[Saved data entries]

★ ★ ★ ★

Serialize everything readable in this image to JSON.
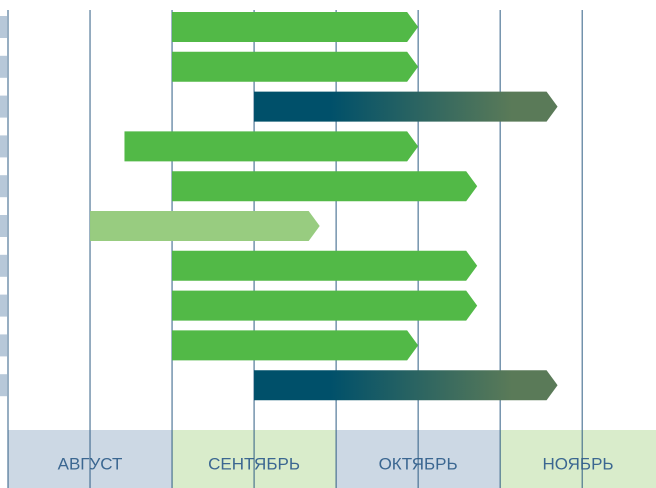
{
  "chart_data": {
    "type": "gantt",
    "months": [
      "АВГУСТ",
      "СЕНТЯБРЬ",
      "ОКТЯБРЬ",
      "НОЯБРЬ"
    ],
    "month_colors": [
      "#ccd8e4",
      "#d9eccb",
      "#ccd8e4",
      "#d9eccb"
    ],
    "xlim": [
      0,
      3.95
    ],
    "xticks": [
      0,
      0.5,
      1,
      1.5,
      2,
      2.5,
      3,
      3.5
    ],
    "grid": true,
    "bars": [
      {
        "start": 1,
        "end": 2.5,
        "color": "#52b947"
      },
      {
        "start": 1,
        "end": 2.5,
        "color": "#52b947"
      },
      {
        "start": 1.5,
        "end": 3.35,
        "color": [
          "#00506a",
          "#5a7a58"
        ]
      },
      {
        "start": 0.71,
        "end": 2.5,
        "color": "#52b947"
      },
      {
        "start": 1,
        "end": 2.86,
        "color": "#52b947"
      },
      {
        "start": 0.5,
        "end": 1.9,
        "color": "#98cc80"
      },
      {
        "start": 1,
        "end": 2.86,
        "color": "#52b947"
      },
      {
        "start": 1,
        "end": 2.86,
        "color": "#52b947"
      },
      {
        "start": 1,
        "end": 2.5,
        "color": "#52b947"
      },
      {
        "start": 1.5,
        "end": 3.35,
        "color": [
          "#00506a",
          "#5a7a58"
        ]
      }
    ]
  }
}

★ ★ ★ ★

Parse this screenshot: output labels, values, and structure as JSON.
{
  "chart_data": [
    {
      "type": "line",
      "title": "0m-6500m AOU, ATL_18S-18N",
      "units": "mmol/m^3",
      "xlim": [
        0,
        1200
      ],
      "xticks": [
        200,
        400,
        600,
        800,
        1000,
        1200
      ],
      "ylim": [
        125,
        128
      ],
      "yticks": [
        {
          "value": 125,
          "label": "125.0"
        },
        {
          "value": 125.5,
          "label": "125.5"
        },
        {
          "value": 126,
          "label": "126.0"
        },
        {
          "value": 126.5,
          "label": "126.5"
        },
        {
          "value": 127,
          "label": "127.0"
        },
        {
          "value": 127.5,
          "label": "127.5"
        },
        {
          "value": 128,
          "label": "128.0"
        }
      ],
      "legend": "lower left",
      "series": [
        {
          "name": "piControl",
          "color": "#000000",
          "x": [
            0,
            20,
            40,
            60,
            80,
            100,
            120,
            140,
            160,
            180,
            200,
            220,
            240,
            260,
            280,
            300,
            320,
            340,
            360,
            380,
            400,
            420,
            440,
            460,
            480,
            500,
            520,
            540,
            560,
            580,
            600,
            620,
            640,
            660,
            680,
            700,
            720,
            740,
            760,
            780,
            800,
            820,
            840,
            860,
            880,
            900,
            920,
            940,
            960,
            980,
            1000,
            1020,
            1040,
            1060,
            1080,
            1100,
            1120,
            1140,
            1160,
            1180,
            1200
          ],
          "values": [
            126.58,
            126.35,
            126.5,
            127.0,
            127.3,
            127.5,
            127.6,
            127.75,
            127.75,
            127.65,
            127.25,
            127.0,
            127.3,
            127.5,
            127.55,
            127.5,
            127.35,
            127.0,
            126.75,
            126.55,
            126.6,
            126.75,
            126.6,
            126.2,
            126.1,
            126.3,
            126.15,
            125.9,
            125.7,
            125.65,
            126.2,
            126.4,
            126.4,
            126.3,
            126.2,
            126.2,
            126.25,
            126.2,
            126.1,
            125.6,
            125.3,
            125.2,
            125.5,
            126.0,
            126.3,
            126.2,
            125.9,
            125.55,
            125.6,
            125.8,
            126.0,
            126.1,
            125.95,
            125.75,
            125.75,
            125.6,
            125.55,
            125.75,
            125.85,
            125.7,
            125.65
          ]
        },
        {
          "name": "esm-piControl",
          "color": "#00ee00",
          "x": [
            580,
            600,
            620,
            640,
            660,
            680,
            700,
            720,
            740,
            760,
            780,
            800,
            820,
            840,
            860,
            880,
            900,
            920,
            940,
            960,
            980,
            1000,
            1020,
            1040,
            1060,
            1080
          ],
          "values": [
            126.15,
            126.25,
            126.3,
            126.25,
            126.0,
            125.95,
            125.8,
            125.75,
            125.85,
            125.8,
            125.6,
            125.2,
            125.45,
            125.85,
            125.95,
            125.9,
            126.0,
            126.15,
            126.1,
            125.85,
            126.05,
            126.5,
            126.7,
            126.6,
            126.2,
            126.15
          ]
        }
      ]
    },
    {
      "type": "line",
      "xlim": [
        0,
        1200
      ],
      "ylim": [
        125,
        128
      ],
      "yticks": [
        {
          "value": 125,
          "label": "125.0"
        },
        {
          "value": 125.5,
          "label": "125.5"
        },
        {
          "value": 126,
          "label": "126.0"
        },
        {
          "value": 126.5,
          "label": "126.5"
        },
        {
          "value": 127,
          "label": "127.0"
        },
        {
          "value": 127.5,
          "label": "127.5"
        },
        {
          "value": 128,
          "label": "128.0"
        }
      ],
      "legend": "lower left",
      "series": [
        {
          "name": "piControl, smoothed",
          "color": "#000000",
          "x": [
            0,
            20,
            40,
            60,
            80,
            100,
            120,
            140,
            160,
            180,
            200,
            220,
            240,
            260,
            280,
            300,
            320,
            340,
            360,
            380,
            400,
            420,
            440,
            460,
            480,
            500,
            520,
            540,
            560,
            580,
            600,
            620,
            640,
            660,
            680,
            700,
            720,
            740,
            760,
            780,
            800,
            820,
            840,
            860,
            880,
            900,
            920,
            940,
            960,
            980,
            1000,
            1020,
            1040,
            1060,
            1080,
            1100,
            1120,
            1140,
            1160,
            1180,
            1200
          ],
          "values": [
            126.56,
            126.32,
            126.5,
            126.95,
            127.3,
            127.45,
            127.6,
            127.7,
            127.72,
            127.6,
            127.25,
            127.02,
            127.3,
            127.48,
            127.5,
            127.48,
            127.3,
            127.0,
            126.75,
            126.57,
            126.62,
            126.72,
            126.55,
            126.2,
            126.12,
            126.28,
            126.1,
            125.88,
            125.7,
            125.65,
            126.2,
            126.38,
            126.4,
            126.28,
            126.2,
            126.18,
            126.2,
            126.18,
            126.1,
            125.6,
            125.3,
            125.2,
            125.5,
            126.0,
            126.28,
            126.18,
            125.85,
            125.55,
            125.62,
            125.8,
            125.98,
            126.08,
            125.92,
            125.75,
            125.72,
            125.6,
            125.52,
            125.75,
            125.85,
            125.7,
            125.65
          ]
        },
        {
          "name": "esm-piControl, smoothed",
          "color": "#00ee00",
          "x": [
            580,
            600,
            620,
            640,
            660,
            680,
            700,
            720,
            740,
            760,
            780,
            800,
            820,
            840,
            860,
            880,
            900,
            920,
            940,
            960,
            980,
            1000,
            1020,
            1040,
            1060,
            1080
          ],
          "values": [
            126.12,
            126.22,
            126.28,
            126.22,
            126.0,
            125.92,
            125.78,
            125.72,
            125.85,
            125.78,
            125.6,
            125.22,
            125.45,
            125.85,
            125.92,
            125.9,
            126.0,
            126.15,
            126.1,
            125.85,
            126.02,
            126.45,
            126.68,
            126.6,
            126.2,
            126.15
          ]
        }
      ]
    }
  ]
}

★ ★ ★ ★

Using the listing above, gather each line that holds the string "this" and copy it.

*PROBLEM SOLUTION*.
Serialize everything readable in this image to JSON.
Parse this screenshot: output labels, values, and structure as JSON.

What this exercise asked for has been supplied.